>> start DATA LISTING
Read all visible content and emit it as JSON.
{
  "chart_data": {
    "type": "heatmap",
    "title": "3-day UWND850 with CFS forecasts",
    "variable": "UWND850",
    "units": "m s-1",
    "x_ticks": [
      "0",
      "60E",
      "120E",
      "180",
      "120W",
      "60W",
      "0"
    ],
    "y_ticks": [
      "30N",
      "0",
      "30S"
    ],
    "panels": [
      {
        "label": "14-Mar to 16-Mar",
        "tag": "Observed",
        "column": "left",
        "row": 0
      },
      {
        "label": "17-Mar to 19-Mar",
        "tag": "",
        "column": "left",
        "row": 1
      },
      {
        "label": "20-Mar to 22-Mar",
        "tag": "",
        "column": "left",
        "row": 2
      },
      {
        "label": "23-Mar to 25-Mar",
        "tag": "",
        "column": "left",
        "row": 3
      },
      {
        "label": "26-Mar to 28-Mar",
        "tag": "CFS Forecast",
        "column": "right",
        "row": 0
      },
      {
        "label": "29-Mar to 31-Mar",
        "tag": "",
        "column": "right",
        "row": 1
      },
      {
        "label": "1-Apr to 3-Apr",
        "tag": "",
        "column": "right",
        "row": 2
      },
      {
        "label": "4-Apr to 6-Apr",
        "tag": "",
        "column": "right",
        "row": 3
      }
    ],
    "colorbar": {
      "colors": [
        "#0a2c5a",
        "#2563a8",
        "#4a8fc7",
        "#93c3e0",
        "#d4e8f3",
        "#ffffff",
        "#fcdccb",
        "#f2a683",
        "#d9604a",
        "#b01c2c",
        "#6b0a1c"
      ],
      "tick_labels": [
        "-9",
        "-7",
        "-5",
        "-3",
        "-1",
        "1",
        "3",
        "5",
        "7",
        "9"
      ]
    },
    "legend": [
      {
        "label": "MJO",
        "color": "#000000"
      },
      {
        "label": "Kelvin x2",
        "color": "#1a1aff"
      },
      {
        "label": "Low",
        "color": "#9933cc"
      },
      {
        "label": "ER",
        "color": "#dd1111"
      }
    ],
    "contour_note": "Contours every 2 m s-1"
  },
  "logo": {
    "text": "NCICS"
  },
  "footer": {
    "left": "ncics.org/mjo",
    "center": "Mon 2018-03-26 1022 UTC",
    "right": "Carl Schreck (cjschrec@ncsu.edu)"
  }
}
>> end DATA LISTING
▸ **TASK TO COMPLETE**:
Emit the full listing verbatim.

▸ **COMPLETE RESPONSE**:
Read all visible content and emit it as JSON.
{
  "chart_data": {
    "type": "heatmap",
    "title": "3-day UWND850 with CFS forecasts",
    "variable": "UWND850",
    "units": "m s-1",
    "x_ticks": [
      "0",
      "60E",
      "120E",
      "180",
      "120W",
      "60W",
      "0"
    ],
    "y_ticks": [
      "30N",
      "0",
      "30S"
    ],
    "panels": [
      {
        "label": "14-Mar to 16-Mar",
        "tag": "Observed",
        "column": "left",
        "row": 0
      },
      {
        "label": "17-Mar to 19-Mar",
        "tag": "",
        "column": "left",
        "row": 1
      },
      {
        "label": "20-Mar to 22-Mar",
        "tag": "",
        "column": "left",
        "row": 2
      },
      {
        "label": "23-Mar to 25-Mar",
        "tag": "",
        "column": "left",
        "row": 3
      },
      {
        "label": "26-Mar to 28-Mar",
        "tag": "CFS Forecast",
        "column": "right",
        "row": 0
      },
      {
        "label": "29-Mar to 31-Mar",
        "tag": "",
        "column": "right",
        "row": 1
      },
      {
        "label": "1-Apr to 3-Apr",
        "tag": "",
        "column": "right",
        "row": 2
      },
      {
        "label": "4-Apr to 6-Apr",
        "tag": "",
        "column": "right",
        "row": 3
      }
    ],
    "colorbar": {
      "colors": [
        "#0a2c5a",
        "#2563a8",
        "#4a8fc7",
        "#93c3e0",
        "#d4e8f3",
        "#ffffff",
        "#fcdccb",
        "#f2a683",
        "#d9604a",
        "#b01c2c",
        "#6b0a1c"
      ],
      "tick_labels": [
        "-9",
        "-7",
        "-5",
        "-3",
        "-1",
        "1",
        "3",
        "5",
        "7",
        "9"
      ]
    },
    "legend": [
      {
        "label": "MJO",
        "color": "#000000"
      },
      {
        "label": "Kelvin x2",
        "color": "#1a1aff"
      },
      {
        "label": "Low",
        "color": "#9933cc"
      },
      {
        "label": "ER",
        "color": "#dd1111"
      }
    ],
    "contour_note": "Contours every 2 m s-1"
  },
  "logo": {
    "text": "NCICS"
  },
  "footer": {
    "left": "ncics.org/mjo",
    "center": "Mon 2018-03-26 1022 UTC",
    "right": "Carl Schreck (cjschrec@ncsu.edu)"
  }
}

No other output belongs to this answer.